_Stored records_:
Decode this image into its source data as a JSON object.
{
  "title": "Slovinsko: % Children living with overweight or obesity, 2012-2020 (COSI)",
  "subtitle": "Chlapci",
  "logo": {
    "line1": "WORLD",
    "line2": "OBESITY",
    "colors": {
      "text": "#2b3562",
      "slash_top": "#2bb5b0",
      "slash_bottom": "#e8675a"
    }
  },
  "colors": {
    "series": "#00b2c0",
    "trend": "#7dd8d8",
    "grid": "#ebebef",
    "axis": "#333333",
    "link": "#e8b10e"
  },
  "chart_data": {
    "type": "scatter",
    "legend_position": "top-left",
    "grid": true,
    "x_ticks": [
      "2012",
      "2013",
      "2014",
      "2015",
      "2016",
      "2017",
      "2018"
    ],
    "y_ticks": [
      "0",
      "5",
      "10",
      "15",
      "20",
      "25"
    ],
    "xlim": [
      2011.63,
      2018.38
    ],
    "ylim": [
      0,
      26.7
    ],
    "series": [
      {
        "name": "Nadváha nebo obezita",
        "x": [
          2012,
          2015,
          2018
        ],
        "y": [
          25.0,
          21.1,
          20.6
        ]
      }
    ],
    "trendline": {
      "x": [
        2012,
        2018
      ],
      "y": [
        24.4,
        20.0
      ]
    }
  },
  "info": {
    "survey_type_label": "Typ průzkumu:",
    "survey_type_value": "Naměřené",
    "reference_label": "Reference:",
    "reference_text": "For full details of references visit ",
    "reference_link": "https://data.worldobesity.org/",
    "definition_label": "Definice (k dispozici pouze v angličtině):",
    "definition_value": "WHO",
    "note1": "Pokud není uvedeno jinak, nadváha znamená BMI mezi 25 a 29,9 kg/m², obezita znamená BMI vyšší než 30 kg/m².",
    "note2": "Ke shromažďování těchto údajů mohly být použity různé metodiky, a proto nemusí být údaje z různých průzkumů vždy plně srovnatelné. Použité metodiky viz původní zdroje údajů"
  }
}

_Written task_:
Copy out all of the lines above exactly.

_Result for this exercise_:
Decode this image into its source data as a JSON object.
{
  "title": "Slovinsko: % Children living with overweight or obesity, 2012-2020 (COSI)",
  "subtitle": "Chlapci",
  "logo": {
    "line1": "WORLD",
    "line2": "OBESITY",
    "colors": {
      "text": "#2b3562",
      "slash_top": "#2bb5b0",
      "slash_bottom": "#e8675a"
    }
  },
  "colors": {
    "series": "#00b2c0",
    "trend": "#7dd8d8",
    "grid": "#ebebef",
    "axis": "#333333",
    "link": "#e8b10e"
  },
  "chart_data": {
    "type": "scatter",
    "legend_position": "top-left",
    "grid": true,
    "x_ticks": [
      "2012",
      "2013",
      "2014",
      "2015",
      "2016",
      "2017",
      "2018"
    ],
    "y_ticks": [
      "0",
      "5",
      "10",
      "15",
      "20",
      "25"
    ],
    "xlim": [
      2011.63,
      2018.38
    ],
    "ylim": [
      0,
      26.7
    ],
    "series": [
      {
        "name": "Nadváha nebo obezita",
        "x": [
          2012,
          2015,
          2018
        ],
        "y": [
          25.0,
          21.1,
          20.6
        ]
      }
    ],
    "trendline": {
      "x": [
        2012,
        2018
      ],
      "y": [
        24.4,
        20.0
      ]
    }
  },
  "info": {
    "survey_type_label": "Typ průzkumu:",
    "survey_type_value": "Naměřené",
    "reference_label": "Reference:",
    "reference_text": "For full details of references visit ",
    "reference_link": "https://data.worldobesity.org/",
    "definition_label": "Definice (k dispozici pouze v angličtině):",
    "definition_value": "WHO",
    "note1": "Pokud není uvedeno jinak, nadváha znamená BMI mezi 25 a 29,9 kg/m², obezita znamená BMI vyšší než 30 kg/m².",
    "note2": "Ke shromažďování těchto údajů mohly být použity různé metodiky, a proto nemusí být údaje z různých průzkumů vždy plně srovnatelné. Použité metodiky viz původní zdroje údajů"
  }
}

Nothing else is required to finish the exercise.